-- Your task --
Report each line of the data that includes the word "document".
== Data listing
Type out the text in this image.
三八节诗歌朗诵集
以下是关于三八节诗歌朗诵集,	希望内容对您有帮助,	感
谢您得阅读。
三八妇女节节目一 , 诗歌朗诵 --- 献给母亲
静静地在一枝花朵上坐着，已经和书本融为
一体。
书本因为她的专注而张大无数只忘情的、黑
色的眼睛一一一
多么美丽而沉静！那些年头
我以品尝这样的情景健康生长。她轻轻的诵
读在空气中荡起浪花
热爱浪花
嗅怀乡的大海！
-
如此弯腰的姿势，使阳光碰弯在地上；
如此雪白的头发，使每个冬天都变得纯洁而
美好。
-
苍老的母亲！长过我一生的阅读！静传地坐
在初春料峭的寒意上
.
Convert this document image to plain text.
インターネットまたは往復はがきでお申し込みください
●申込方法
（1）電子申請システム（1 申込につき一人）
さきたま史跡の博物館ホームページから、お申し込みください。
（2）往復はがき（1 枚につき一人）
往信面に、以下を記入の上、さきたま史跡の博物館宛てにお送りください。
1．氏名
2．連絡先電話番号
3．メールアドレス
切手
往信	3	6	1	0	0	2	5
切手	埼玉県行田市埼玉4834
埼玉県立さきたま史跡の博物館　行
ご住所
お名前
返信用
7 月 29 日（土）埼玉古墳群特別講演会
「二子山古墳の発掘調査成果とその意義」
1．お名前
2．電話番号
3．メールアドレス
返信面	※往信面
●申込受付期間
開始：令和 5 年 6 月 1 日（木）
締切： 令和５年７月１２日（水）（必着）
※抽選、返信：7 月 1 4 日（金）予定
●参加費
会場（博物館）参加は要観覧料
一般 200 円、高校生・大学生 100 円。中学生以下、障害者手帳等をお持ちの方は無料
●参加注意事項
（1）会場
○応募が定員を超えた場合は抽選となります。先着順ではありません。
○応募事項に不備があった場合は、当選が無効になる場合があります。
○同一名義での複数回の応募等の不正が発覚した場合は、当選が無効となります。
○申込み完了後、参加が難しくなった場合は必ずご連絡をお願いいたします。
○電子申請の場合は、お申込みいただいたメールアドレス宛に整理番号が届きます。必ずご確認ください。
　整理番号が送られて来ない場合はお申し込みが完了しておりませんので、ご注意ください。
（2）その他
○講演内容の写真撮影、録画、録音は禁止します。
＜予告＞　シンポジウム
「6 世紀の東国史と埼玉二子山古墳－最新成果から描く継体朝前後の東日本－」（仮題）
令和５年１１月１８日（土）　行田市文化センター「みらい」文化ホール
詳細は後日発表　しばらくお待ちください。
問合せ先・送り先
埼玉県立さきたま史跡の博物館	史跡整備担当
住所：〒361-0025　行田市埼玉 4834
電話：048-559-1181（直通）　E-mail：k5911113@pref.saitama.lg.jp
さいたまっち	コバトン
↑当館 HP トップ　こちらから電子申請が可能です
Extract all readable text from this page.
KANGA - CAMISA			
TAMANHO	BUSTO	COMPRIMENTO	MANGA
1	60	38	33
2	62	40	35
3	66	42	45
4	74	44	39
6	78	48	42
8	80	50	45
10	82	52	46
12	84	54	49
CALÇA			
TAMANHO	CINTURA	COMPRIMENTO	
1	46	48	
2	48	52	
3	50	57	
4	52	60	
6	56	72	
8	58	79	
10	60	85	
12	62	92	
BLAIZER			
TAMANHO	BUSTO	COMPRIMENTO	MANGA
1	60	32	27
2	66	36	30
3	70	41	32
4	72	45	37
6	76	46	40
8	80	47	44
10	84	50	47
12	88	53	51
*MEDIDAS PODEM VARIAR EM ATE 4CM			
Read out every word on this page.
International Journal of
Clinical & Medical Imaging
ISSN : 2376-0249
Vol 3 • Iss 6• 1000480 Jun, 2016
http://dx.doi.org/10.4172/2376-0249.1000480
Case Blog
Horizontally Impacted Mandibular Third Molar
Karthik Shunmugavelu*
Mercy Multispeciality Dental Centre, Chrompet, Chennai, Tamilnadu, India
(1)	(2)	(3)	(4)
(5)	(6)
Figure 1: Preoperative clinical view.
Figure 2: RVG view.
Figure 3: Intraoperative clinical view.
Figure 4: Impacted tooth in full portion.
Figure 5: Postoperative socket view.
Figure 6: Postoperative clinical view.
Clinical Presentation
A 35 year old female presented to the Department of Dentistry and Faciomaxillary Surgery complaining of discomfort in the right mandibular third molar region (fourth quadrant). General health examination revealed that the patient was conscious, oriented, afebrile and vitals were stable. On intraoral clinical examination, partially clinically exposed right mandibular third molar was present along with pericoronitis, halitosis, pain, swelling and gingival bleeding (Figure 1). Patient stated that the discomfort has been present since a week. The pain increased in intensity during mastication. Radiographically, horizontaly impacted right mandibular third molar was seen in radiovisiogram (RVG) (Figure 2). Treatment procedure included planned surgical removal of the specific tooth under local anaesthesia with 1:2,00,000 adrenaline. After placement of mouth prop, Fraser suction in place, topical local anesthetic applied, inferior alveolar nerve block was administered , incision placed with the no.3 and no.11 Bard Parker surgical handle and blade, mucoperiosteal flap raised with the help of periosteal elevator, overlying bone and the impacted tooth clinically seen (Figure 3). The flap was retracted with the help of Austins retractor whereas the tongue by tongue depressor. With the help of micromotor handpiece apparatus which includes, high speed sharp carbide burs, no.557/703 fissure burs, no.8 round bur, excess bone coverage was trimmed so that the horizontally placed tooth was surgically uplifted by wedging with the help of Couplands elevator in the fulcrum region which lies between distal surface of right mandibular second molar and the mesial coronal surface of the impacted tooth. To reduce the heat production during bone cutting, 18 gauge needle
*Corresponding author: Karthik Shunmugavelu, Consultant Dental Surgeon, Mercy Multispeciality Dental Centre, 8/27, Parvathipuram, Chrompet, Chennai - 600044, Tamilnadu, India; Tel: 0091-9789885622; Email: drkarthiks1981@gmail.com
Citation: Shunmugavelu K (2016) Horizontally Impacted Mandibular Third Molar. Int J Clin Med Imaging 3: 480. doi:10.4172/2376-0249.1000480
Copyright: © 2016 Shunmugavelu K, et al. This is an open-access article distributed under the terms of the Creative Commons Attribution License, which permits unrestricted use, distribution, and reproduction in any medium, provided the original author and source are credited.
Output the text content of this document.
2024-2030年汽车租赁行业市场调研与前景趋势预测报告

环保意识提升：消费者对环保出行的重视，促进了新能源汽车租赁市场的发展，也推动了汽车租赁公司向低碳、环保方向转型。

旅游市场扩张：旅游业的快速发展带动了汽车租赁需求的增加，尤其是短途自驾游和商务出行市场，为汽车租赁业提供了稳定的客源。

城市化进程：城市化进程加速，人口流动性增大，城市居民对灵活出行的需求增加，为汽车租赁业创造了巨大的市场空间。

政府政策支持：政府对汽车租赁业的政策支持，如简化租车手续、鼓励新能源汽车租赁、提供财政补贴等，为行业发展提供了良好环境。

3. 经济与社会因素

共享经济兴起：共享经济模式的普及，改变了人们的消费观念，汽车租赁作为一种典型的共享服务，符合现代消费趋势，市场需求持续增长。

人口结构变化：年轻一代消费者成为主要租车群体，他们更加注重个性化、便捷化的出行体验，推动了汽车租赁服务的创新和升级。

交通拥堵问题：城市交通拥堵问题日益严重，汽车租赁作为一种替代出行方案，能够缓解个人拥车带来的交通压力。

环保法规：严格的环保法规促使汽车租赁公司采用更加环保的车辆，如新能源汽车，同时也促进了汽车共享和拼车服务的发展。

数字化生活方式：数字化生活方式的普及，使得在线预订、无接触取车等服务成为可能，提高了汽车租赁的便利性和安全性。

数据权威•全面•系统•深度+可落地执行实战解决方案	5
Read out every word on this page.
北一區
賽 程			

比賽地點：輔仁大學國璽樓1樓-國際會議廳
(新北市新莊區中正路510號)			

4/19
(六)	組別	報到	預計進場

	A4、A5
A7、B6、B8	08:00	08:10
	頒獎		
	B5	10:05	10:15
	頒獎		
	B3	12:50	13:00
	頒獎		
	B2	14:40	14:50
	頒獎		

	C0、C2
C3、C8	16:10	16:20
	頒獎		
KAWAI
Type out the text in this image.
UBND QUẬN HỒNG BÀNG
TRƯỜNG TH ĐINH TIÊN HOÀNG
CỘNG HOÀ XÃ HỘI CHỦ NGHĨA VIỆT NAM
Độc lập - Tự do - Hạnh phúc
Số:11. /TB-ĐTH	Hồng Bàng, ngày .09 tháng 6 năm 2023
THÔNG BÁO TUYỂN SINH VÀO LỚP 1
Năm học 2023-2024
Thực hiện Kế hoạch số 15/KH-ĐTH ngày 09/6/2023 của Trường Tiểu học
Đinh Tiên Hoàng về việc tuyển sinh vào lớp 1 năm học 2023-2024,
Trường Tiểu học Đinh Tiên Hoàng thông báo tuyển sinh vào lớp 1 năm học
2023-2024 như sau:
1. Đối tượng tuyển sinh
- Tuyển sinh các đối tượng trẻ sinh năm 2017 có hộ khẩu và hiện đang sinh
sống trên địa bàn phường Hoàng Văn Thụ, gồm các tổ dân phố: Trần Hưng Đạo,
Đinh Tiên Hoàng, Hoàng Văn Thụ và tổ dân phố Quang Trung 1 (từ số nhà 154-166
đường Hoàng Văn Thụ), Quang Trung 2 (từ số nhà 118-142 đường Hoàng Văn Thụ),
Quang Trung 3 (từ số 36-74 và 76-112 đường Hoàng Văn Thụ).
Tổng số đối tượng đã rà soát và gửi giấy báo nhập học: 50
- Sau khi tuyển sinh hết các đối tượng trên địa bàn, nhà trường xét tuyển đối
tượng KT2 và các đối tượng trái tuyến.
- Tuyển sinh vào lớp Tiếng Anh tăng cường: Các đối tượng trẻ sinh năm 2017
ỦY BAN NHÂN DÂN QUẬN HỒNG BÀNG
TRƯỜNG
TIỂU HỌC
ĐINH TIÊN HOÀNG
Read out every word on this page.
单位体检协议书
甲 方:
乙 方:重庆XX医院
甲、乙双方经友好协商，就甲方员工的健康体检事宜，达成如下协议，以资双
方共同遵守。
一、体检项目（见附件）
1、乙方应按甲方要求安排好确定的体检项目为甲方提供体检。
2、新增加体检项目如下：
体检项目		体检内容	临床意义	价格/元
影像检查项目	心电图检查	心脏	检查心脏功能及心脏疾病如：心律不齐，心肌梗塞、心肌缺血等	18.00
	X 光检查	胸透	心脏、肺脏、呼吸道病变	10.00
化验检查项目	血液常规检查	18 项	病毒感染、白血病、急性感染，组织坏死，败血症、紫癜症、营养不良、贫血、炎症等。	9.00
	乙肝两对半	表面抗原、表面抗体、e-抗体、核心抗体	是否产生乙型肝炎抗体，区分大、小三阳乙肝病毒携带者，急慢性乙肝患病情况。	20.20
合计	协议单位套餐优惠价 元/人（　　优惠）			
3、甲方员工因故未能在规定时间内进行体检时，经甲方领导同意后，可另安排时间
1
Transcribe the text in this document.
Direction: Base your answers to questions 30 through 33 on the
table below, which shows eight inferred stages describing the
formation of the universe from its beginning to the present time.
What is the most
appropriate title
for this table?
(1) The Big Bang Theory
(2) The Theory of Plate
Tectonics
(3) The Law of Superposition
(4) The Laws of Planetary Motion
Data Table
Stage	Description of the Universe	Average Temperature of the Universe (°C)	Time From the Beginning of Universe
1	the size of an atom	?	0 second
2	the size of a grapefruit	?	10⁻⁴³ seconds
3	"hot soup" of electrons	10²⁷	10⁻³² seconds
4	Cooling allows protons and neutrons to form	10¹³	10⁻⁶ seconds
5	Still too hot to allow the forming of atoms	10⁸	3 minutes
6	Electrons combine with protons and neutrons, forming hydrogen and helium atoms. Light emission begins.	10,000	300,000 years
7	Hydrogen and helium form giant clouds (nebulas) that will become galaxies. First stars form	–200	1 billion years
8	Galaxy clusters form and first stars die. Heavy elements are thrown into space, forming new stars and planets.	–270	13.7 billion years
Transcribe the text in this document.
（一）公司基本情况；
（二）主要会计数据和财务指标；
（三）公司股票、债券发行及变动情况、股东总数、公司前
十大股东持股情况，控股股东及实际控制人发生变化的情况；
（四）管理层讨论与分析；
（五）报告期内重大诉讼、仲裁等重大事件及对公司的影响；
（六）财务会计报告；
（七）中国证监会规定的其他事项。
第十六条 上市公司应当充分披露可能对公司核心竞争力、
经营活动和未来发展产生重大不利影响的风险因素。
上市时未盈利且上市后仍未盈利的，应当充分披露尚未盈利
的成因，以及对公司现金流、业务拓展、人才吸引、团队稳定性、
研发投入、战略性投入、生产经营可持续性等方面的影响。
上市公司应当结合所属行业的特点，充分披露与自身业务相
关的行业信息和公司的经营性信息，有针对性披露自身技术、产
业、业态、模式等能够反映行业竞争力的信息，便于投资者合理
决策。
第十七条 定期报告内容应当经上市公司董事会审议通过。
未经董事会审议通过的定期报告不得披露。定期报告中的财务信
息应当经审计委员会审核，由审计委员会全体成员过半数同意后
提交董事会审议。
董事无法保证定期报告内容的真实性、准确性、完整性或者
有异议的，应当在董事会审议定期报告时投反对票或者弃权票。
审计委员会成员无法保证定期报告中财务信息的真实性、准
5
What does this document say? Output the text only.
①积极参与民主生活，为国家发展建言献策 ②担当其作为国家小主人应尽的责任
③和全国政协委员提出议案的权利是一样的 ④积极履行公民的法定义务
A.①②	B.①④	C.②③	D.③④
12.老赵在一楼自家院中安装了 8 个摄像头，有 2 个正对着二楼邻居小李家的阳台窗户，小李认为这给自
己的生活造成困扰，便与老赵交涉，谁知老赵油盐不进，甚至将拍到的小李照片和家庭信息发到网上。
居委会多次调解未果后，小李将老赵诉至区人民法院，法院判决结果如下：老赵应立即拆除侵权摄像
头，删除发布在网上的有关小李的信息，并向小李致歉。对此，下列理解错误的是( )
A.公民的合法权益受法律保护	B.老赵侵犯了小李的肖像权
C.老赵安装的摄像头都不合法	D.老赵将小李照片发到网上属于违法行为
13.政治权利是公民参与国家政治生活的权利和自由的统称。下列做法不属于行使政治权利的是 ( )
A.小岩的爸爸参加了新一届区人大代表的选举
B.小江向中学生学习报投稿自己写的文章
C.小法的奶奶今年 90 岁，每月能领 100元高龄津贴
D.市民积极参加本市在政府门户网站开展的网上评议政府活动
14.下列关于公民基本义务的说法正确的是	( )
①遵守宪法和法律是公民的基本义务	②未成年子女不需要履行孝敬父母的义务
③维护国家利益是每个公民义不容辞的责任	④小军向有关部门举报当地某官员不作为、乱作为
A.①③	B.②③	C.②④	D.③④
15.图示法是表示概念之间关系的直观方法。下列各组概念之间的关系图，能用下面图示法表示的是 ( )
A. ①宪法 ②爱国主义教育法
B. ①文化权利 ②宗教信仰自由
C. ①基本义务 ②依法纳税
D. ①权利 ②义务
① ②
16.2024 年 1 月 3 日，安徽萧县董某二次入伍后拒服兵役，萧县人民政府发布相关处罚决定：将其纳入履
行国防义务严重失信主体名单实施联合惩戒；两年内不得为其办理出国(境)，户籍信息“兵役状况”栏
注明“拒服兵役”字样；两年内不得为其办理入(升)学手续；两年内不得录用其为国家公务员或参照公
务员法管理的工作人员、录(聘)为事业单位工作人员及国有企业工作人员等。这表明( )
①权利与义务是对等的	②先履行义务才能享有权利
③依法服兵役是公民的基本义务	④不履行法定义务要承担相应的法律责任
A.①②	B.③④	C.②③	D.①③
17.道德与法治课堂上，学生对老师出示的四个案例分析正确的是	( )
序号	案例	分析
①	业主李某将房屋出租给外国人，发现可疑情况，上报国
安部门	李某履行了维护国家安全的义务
====
-- Worked answer --
Convert this document image to plain text.
Output the text content of this document.
Transcribe the text in this document.
Transcribe the text in this document.
What does this document say? Output the text only.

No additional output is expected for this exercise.